◆ **Given entries**:

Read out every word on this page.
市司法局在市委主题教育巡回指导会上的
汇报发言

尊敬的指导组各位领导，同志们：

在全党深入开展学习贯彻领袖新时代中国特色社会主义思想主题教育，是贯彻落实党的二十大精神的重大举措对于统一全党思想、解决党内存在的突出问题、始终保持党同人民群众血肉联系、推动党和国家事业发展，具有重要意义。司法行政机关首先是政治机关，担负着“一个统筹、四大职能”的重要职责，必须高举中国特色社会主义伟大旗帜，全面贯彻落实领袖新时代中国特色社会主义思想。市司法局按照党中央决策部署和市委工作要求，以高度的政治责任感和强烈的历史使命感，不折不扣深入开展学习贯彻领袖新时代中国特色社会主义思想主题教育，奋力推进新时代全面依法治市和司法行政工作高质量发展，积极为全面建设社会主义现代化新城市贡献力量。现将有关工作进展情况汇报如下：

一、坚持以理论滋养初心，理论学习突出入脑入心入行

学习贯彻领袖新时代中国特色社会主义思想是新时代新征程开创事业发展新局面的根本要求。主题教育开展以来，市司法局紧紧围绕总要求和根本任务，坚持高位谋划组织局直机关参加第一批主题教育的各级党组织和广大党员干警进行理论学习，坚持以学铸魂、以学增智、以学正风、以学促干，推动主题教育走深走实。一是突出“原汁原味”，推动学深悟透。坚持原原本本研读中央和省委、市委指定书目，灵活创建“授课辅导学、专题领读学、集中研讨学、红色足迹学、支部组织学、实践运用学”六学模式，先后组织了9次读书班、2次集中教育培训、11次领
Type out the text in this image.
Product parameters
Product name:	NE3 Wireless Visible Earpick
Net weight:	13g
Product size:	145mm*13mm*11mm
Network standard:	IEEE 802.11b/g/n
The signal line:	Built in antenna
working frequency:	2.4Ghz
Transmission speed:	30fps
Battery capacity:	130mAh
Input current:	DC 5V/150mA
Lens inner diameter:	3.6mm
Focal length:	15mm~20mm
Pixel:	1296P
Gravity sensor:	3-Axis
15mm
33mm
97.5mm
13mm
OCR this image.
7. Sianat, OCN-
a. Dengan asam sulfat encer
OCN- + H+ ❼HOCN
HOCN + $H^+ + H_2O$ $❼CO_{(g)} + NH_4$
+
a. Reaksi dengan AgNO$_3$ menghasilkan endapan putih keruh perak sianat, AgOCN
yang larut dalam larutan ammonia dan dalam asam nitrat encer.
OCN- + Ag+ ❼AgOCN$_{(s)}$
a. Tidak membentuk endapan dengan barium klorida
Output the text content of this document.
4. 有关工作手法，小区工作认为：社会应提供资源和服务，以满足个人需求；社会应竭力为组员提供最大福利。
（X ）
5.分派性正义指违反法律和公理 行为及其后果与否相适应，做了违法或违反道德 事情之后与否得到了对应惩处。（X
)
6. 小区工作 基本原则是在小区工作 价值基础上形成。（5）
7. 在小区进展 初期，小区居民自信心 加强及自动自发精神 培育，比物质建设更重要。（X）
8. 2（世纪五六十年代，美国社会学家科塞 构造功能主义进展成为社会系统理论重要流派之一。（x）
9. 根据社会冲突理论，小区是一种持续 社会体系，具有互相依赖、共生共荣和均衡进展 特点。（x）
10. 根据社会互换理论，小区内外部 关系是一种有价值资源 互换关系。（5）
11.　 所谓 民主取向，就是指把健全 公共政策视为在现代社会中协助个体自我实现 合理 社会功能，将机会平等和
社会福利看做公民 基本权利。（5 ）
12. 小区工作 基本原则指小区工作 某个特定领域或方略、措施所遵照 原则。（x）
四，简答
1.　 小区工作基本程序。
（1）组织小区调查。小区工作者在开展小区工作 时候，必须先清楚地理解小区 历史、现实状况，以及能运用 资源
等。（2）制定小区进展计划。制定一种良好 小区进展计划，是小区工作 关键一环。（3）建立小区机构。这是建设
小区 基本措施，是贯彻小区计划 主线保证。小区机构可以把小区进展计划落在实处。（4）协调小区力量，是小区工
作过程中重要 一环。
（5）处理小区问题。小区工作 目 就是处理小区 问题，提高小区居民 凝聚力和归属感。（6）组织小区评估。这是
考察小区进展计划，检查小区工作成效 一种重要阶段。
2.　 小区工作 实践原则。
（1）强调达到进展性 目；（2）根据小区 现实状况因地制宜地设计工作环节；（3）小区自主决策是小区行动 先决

◆ **Challenge**: Copy each line that holds the word "endapan".

◆ **Reply to the task**:
a. Reaksi dengan AgNO$_3$ menghasilkan endapan putih keruh perak sianat, AgOCN
a. Tidak membentuk endapan dengan barium klorida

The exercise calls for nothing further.